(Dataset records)
-- -- --
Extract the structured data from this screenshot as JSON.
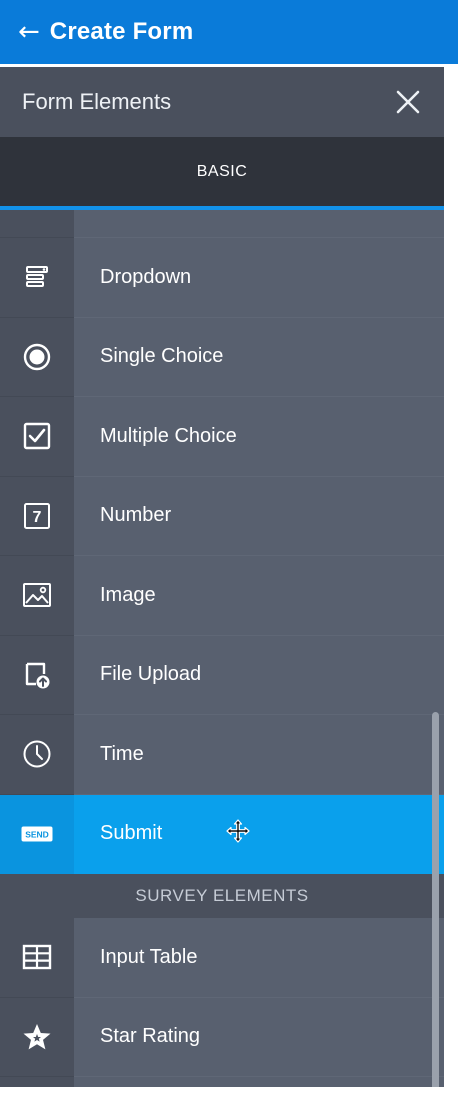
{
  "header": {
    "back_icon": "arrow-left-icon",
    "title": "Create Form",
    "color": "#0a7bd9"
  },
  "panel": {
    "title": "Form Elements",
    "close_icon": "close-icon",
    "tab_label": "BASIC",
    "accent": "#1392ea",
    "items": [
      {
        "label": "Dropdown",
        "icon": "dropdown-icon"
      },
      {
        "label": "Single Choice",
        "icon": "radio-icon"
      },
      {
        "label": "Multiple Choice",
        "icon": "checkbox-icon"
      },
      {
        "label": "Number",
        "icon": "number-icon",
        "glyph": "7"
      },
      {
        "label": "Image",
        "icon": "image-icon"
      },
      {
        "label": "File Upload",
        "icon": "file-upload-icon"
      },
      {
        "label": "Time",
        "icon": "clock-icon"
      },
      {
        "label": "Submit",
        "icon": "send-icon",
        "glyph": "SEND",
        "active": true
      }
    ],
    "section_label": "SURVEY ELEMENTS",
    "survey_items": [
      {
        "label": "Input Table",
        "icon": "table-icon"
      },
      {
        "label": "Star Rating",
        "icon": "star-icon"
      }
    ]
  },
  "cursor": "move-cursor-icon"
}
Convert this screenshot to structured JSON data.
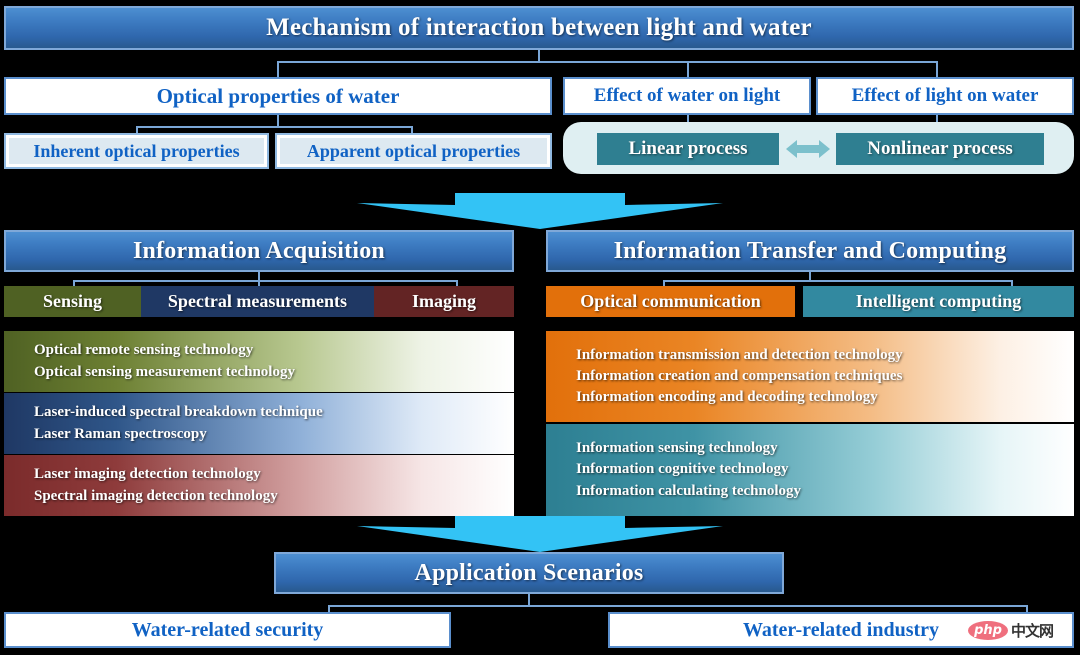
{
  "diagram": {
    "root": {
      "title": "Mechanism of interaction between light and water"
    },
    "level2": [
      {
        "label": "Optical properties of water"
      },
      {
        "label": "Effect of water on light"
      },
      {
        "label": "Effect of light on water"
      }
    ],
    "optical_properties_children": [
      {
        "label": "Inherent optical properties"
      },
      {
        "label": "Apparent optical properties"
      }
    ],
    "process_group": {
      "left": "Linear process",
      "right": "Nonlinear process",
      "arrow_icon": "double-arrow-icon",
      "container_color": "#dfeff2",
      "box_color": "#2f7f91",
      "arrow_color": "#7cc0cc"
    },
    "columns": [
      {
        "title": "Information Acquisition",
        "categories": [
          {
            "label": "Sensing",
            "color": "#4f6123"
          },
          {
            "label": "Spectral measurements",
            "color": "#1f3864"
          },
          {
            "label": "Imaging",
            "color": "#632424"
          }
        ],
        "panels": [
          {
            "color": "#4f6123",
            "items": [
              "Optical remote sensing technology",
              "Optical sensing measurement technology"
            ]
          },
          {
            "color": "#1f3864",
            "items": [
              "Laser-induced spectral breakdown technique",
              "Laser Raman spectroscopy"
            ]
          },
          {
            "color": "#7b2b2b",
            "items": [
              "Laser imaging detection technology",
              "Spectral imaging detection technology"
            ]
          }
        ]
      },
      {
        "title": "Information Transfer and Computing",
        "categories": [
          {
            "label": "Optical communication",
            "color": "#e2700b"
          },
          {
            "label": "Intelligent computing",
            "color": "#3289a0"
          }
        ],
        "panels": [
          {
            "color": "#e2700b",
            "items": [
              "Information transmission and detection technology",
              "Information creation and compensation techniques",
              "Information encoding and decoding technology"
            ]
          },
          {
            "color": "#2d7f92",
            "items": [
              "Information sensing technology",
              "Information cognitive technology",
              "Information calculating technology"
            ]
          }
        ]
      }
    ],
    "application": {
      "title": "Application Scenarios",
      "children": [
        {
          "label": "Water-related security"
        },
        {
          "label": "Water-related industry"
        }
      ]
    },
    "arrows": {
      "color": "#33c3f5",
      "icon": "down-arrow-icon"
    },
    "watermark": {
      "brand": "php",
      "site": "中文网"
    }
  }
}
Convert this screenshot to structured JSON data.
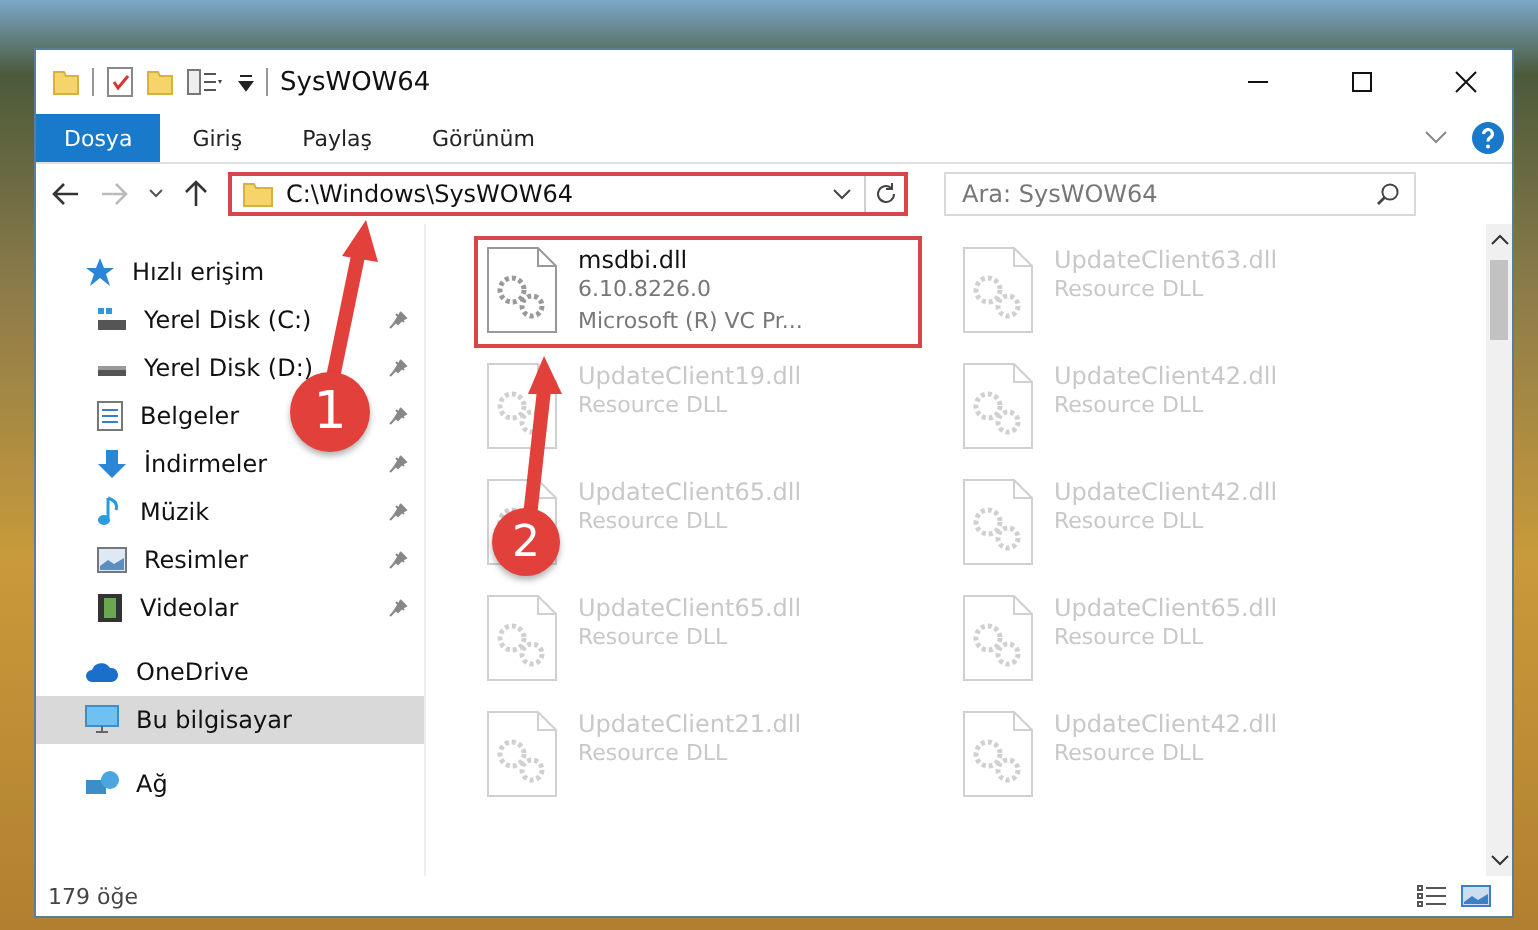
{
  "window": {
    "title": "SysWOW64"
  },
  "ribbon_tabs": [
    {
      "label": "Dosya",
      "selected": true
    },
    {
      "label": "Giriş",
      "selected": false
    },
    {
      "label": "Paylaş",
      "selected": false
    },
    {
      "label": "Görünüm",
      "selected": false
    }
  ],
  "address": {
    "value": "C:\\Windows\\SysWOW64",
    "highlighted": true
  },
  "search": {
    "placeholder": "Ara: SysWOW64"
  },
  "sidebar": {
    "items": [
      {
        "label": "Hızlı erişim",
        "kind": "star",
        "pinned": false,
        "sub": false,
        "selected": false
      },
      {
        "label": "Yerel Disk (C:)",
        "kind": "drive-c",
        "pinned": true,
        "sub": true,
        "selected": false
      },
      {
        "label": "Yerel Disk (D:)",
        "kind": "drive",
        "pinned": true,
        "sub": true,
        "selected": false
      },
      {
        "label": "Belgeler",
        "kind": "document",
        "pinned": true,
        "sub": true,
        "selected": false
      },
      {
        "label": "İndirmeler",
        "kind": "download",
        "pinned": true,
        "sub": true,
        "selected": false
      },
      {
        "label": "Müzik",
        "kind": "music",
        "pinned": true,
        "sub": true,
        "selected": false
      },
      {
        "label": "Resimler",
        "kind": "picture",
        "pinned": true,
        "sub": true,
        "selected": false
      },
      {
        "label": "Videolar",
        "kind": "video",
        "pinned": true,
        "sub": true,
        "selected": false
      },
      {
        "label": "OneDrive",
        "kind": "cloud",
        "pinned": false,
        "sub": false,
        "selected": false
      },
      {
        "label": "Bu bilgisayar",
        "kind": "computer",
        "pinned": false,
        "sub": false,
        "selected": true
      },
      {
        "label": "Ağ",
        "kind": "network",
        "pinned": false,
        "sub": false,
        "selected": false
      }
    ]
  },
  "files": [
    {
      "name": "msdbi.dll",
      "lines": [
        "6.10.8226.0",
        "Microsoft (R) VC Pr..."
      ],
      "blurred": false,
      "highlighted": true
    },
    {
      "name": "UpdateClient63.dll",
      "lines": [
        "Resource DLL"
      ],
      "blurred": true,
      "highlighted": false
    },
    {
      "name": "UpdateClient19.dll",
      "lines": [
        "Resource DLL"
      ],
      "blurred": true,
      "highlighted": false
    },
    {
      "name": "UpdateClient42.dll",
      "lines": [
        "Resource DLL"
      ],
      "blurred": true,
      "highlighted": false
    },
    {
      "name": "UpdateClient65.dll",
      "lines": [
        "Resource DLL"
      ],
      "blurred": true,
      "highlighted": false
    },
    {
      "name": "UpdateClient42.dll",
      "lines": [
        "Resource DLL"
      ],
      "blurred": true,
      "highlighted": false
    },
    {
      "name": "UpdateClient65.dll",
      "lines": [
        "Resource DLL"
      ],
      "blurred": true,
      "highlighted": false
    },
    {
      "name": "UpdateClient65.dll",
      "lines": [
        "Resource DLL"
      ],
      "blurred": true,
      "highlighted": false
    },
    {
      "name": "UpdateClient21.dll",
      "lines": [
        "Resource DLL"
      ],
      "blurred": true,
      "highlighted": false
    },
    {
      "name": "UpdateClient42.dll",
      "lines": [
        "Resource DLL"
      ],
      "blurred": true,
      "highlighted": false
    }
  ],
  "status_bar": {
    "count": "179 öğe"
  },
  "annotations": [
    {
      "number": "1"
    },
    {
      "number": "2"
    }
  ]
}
-- -- --
- Exercise directions
Leave out the pictures and repeat everything else in the records exactly.

- The answer
Extract the structured data from this screenshot as JSON.
{
  "header": {
    "back_icon": "arrow-left-icon",
    "title": "Create Form",
    "color": "#0a7bd9"
  },
  "panel": {
    "title": "Form Elements",
    "close_icon": "close-icon",
    "tab_label": "BASIC",
    "accent": "#1392ea",
    "items": [
      {
        "label": "Dropdown",
        "icon": "dropdown-icon"
      },
      {
        "label": "Single Choice",
        "icon": "radio-icon"
      },
      {
        "label": "Multiple Choice",
        "icon": "checkbox-icon"
      },
      {
        "label": "Number",
        "icon": "number-icon",
        "glyph": "7"
      },
      {
        "label": "Image",
        "icon": "image-icon"
      },
      {
        "label": "File Upload",
        "icon": "file-upload-icon"
      },
      {
        "label": "Time",
        "icon": "clock-icon"
      },
      {
        "label": "Submit",
        "icon": "send-icon",
        "glyph": "SEND",
        "active": true
      }
    ],
    "section_label": "SURVEY ELEMENTS",
    "survey_items": [
      {
        "label": "Input Table",
        "icon": "table-icon"
      },
      {
        "label": "Star Rating",
        "icon": "star-icon"
      }
    ]
  },
  "cursor": "move-cursor-icon"
}
Convert this screenshot to structured JSON data.
{
  "diagram": {
    "root": {
      "title": "Mechanism of interaction between light and water"
    },
    "level2": [
      {
        "label": "Optical properties of water"
      },
      {
        "label": "Effect of water on light"
      },
      {
        "label": "Effect of light on water"
      }
    ],
    "optical_properties_children": [
      {
        "label": "Inherent optical properties"
      },
      {
        "label": "Apparent optical properties"
      }
    ],
    "process_group": {
      "left": "Linear process",
      "right": "Nonlinear process",
      "arrow_icon": "double-arrow-icon",
      "container_color": "#dfeff2",
      "box_color": "#2f7f91",
      "arrow_color": "#7cc0cc"
    },
    "columns": [
      {
        "title": "Information Acquisition",
        "categories": [
          {
            "label": "Sensing",
            "color": "#4f6123"
          },
          {
            "label": "Spectral measurements",
            "color": "#1f3864"
          },
          {
            "label": "Imaging",
            "color": "#632424"
          }
        ],
        "panels": [
          {
            "color": "#4f6123",
            "items": [
              "Optical remote sensing technology",
              "Optical sensing measurement technology"
            ]
          },
          {
            "color": "#1f3864",
            "items": [
              "Laser-induced spectral breakdown technique",
              "Laser Raman spectroscopy"
            ]
          },
          {
            "color": "#7b2b2b",
            "items": [
              "Laser imaging detection technology",
              "Spectral imaging detection technology"
            ]
          }
        ]
      },
      {
        "title": "Information Transfer and Computing",
        "categories": [
          {
            "label": "Optical communication",
            "color": "#e2700b"
          },
          {
            "label": "Intelligent computing",
            "color": "#3289a0"
          }
        ],
        "panels": [
          {
            "color": "#e2700b",
            "items": [
              "Information transmission and detection technology",
              "Information creation and compensation techniques",
              "Information encoding and decoding technology"
            ]
          },
          {
            "color": "#2d7f92",
            "items": [
              "Information sensing technology",
              "Information cognitive technology",
              "Information calculating technology"
            ]
          }
        ]
      }
    ],
    "application": {
      "title": "Application Scenarios",
      "children": [
        {
          "label": "Water-related security"
        },
        {
          "label": "Water-related industry"
        }
      ]
    },
    "arrows": {
      "color": "#33c3f5",
      "icon": "down-arrow-icon"
    },
    "watermark": {
      "brand": "php",
      "site": "中文网"
    }
  }
}
Convert this screenshot to structured JSON data.
{
  "window": {
    "title": "SysWOW64"
  },
  "ribbon_tabs": [
    {
      "label": "Dosya",
      "selected": true
    },
    {
      "label": "Giriş",
      "selected": false
    },
    {
      "label": "Paylaş",
      "selected": false
    },
    {
      "label": "Görünüm",
      "selected": false
    }
  ],
  "address": {
    "value": "C:\\Windows\\SysWOW64",
    "highlighted": true
  },
  "search": {
    "placeholder": "Ara: SysWOW64"
  },
  "sidebar": {
    "items": [
      {
        "label": "Hızlı erişim",
        "kind": "star",
        "pinned": false,
        "sub": false,
        "selected": false
      },
      {
        "label": "Yerel Disk (C:)",
        "kind": "drive-c",
        "pinned": true,
        "sub": true,
        "selected": false
      },
      {
        "label": "Yerel Disk (D:)",
        "kind": "drive",
        "pinned": true,
        "sub": true,
        "selected": false
      },
      {
        "label": "Belgeler",
        "kind": "document",
        "pinned": true,
        "sub": true,
        "selected": false
      },
      {
        "label": "İndirmeler",
        "kind": "download",
        "pinned": true,
        "sub": true,
        "selected": false
      },
      {
        "label": "Müzik",
        "kind": "music",
        "pinned": true,
        "sub": true,
        "selected": false
      },
      {
        "label": "Resimler",
        "kind": "picture",
        "pinned": true,
        "sub": true,
        "selected": false
      },
      {
        "label": "Videolar",
        "kind": "video",
        "pinned": true,
        "sub": true,
        "selected": false
      },
      {
        "label": "OneDrive",
        "kind": "cloud",
        "pinned": false,
        "sub": false,
        "selected": false
      },
      {
        "label": "Bu bilgisayar",
        "kind": "computer",
        "pinned": false,
        "sub": false,
        "selected": true
      },
      {
        "label": "Ağ",
        "kind": "network",
        "pinned": false,
        "sub": false,
        "selected": false
      }
    ]
  },
  "files": [
    {
      "name": "msdbi.dll",
      "lines": [
        "6.10.8226.0",
        "Microsoft (R) VC Pr..."
      ],
      "blurred": false,
      "highlighted": true
    },
    {
      "name": "UpdateClient63.dll",
      "lines": [
        "Resource DLL"
      ],
      "blurred": true,
      "highlighted": false
    },
    {
      "name": "UpdateClient19.dll",
      "lines": [
        "Resource DLL"
      ],
      "blurred": true,
      "highlighted": false
    },
    {
      "name": "UpdateClient42.dll",
      "lines": [
        "Resource DLL"
      ],
      "blurred": true,
      "highlighted": false
    },
    {
      "name": "UpdateClient65.dll",
      "lines": [
        "Resource DLL"
      ],
      "blurred": true,
      "highlighted": false
    },
    {
      "name": "UpdateClient42.dll",
      "lines": [
        "Resource DLL"
      ],
      "blurred": true,
      "highlighted": false
    },
    {
      "name": "UpdateClient65.dll",
      "lines": [
        "Resource DLL"
      ],
      "blurred": true,
      "highlighted": false
    },
    {
      "name": "UpdateClient65.dll",
      "lines": [
        "Resource DLL"
      ],
      "blurred": true,
      "highlighted": false
    },
    {
      "name": "UpdateClient21.dll",
      "lines": [
        "Resource DLL"
      ],
      "blurred": true,
      "highlighted": false
    },
    {
      "name": "UpdateClient42.dll",
      "lines": [
        "Resource DLL"
      ],
      "blurred": true,
      "highlighted": false
    }
  ],
  "status_bar": {
    "count": "179 öğe"
  },
  "annotations": [
    {
      "number": "1"
    },
    {
      "number": "2"
    }
  ]
}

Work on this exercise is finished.